Answer with a single number, the count of lines holding the word "Heavy".

☆ ☆ ☆

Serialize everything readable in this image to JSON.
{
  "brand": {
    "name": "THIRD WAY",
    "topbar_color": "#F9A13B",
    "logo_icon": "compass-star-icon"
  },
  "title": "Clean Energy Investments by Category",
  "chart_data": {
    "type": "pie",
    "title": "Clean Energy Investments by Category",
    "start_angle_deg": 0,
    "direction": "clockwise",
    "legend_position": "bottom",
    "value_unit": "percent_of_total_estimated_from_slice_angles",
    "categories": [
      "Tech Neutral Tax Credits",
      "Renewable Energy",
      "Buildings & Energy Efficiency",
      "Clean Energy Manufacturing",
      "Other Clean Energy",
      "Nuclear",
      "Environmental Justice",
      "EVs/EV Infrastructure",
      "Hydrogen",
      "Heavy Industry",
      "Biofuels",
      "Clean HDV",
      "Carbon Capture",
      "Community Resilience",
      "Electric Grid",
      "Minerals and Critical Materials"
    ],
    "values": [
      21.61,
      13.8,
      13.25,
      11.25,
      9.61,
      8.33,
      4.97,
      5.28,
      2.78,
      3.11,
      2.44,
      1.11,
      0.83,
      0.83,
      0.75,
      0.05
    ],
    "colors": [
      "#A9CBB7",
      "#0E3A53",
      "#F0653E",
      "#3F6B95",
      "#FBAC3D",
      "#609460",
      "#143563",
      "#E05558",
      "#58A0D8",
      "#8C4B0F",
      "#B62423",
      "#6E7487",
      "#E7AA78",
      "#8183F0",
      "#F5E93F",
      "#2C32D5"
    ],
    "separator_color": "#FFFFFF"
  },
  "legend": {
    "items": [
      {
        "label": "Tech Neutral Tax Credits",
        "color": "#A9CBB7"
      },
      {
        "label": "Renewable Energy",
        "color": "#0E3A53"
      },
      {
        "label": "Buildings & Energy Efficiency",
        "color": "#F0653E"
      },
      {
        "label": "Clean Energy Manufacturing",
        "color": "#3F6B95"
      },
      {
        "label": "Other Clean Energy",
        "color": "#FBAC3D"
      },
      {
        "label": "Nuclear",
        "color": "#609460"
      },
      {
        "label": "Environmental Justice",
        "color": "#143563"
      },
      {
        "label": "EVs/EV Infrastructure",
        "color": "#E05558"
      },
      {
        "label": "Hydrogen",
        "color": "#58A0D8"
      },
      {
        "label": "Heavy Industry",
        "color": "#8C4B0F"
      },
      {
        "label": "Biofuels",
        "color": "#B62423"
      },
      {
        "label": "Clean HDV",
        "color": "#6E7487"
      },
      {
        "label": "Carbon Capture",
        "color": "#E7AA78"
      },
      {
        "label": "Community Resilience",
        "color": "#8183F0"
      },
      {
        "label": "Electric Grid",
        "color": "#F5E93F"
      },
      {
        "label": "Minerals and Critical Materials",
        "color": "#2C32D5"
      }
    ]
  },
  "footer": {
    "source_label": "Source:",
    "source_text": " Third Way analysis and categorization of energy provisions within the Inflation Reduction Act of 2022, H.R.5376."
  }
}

☆ ☆ ☆

SOLUTION BELOW: 2